Extracted data entries
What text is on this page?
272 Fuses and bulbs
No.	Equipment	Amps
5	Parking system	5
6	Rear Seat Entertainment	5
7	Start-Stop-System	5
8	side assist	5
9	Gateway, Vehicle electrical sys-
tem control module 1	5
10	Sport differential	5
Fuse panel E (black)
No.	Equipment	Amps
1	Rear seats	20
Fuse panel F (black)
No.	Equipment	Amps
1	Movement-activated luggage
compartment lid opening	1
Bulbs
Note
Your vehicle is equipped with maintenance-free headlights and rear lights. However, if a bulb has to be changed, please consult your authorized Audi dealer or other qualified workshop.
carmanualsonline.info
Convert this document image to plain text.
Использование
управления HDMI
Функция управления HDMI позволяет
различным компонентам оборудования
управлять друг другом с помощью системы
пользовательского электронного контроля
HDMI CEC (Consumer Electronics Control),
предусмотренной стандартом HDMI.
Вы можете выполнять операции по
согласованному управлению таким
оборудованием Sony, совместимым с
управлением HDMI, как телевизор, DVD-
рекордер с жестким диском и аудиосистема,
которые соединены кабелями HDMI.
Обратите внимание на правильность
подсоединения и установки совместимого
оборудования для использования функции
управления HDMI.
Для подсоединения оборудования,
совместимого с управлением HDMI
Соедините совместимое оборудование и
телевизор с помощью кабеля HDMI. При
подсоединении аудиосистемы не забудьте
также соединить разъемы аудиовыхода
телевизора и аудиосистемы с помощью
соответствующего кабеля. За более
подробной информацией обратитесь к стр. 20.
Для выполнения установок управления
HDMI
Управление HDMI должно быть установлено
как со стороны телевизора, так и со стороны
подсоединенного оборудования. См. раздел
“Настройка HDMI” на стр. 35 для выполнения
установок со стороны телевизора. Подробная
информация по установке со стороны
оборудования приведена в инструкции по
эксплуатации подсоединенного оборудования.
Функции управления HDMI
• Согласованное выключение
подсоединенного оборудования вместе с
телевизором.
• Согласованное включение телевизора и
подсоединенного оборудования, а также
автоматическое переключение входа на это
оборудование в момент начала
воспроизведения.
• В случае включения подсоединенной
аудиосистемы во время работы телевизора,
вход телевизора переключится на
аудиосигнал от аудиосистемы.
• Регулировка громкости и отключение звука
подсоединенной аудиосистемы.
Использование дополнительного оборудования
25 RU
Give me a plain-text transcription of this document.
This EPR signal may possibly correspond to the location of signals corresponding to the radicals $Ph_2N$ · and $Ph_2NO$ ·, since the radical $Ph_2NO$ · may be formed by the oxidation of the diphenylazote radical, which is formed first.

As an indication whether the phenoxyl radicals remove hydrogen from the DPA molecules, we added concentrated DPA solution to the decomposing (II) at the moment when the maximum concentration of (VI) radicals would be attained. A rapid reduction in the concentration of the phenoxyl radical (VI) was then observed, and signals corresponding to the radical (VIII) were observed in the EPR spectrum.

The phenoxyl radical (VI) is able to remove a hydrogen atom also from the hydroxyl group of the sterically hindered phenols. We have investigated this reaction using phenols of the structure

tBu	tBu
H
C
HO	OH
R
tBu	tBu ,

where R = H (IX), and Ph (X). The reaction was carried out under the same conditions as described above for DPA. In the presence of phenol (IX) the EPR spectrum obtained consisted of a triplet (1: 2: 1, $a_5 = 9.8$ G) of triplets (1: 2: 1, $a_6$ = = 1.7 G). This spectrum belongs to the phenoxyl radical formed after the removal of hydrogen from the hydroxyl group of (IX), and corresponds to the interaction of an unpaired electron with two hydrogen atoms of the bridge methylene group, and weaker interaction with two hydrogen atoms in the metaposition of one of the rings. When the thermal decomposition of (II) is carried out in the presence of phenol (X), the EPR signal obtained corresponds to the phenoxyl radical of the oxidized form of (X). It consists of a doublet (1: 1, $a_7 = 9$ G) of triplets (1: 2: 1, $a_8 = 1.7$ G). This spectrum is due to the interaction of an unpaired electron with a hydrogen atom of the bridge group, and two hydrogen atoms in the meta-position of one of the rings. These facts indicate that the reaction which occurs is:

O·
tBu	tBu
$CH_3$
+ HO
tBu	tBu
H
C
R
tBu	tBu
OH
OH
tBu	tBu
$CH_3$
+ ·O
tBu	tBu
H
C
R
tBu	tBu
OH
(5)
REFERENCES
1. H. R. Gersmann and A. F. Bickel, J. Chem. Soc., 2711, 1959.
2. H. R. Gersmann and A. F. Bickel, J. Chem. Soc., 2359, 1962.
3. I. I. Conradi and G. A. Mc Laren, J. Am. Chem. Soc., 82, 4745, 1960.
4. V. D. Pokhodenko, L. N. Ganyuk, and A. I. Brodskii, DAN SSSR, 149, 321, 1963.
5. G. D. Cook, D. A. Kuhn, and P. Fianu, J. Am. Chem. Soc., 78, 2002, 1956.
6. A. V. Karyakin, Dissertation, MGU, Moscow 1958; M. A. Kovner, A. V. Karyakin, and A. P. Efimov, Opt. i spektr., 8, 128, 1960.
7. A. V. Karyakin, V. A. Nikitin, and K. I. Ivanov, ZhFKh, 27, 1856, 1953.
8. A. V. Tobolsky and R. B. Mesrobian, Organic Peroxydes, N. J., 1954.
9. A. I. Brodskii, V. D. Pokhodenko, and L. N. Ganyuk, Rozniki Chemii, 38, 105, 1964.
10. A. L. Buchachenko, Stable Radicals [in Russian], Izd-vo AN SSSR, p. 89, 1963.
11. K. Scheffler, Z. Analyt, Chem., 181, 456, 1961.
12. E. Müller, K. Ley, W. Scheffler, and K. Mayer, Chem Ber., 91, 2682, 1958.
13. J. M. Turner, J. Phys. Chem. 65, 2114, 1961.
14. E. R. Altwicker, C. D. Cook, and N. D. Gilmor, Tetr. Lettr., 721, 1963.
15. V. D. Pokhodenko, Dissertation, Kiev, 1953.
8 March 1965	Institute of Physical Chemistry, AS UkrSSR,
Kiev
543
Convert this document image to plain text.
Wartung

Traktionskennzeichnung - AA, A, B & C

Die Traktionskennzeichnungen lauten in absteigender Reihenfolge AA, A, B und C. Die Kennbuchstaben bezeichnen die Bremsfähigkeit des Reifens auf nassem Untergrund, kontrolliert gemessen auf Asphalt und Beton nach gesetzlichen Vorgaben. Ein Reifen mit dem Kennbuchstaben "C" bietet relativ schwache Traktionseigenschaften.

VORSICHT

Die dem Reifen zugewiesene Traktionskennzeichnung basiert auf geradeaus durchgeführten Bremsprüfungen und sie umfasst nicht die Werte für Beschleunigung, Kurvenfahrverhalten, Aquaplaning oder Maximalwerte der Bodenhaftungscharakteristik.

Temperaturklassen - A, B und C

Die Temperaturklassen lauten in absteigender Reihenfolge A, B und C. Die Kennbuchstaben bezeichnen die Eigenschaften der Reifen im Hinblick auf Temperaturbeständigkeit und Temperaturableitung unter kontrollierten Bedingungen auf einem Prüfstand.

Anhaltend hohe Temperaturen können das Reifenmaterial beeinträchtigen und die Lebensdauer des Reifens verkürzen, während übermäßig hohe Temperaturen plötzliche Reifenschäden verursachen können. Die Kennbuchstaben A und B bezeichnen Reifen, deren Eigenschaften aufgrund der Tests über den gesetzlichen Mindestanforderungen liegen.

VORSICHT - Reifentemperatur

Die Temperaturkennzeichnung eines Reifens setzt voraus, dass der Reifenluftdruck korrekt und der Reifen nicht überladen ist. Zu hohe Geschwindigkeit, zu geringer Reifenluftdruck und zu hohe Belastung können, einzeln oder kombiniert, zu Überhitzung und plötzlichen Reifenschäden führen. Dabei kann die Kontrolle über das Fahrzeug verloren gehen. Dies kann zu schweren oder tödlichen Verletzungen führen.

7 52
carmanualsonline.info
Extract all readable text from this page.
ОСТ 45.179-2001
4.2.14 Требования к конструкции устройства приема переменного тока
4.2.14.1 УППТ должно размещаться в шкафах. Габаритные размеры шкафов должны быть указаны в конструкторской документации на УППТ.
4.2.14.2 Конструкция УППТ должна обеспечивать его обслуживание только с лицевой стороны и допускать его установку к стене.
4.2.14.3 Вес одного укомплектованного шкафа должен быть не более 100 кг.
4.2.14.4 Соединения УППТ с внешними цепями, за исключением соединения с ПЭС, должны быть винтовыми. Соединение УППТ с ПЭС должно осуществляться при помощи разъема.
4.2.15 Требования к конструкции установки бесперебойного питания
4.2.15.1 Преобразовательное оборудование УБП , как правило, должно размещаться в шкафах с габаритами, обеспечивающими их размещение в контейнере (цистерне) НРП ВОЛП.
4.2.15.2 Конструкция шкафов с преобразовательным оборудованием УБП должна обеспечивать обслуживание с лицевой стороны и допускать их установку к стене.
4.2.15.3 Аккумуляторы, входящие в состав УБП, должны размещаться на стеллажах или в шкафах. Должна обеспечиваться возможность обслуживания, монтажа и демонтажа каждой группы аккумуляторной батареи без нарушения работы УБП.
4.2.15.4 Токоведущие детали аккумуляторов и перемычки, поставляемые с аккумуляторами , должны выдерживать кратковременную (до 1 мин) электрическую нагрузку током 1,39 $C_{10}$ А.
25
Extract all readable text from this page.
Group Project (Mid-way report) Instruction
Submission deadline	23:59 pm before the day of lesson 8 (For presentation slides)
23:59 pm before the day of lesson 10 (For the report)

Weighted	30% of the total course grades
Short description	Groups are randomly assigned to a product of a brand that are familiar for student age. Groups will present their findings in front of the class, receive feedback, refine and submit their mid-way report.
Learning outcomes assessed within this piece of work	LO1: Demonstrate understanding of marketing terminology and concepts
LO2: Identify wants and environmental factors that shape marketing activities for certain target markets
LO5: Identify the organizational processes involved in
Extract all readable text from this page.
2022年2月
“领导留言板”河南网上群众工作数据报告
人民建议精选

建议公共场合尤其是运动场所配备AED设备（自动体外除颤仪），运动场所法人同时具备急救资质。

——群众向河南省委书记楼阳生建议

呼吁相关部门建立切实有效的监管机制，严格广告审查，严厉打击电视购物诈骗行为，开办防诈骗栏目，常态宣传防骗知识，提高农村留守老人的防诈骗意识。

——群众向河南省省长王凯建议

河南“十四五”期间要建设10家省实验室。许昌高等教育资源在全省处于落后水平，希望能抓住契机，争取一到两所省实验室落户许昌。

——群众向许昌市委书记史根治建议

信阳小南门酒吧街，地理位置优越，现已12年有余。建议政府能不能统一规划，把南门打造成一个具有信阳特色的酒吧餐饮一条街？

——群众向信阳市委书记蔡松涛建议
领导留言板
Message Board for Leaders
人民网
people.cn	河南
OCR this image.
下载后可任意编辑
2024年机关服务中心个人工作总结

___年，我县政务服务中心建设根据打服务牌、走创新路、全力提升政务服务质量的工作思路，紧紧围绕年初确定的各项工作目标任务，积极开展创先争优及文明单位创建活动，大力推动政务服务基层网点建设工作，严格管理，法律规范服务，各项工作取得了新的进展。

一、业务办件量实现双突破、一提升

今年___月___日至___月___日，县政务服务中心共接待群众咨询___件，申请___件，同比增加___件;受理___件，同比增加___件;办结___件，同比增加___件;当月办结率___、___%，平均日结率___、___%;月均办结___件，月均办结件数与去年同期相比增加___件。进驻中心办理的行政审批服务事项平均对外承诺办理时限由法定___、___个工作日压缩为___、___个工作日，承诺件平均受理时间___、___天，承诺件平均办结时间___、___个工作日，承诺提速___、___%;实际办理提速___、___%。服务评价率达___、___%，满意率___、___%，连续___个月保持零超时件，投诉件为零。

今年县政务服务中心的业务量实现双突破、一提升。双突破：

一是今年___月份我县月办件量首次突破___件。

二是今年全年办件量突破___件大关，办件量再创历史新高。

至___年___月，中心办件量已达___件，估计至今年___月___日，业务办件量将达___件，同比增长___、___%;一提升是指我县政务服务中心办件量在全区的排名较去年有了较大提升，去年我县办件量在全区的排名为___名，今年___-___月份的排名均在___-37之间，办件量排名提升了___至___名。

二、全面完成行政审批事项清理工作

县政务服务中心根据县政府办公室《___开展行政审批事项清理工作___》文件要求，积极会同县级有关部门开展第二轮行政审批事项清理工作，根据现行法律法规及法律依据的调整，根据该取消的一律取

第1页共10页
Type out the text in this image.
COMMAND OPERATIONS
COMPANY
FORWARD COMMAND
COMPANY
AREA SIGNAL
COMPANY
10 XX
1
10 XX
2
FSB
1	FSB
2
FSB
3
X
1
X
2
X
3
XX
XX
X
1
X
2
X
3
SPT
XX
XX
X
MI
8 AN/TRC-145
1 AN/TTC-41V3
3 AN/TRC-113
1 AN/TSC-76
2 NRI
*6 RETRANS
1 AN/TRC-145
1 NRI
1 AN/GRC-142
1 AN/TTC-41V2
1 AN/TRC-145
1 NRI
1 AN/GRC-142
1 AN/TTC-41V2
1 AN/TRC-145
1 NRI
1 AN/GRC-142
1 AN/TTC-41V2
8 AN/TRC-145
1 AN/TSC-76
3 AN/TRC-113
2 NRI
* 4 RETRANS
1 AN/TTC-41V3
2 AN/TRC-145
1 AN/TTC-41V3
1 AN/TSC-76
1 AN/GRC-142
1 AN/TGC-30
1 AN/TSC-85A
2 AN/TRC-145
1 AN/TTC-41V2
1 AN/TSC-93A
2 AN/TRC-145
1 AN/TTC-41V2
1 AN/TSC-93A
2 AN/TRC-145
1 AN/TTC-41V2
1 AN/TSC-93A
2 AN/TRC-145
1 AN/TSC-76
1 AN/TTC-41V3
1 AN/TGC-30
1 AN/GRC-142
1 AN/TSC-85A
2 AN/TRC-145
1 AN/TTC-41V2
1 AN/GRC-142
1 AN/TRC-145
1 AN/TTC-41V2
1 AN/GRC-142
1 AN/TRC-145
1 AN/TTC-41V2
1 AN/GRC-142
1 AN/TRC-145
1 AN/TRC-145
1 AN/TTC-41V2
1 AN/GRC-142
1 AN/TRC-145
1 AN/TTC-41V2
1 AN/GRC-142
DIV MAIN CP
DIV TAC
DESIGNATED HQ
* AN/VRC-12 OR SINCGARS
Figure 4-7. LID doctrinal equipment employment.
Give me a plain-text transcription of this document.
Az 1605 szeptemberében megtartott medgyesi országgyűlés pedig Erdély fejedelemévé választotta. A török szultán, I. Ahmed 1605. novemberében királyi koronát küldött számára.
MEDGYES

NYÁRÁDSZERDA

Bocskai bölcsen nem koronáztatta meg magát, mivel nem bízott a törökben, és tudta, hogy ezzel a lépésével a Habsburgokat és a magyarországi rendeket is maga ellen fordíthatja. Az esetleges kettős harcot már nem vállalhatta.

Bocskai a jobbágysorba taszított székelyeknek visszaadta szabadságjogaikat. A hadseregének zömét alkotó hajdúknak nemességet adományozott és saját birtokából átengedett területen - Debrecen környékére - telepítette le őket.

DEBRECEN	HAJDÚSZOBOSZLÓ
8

§ **WHAT YOU WILL DO**:
Across the material above, count every line holding "обслуживание" and write down only the number.

§ **RESULT FOR THIS EXERCISE**:
2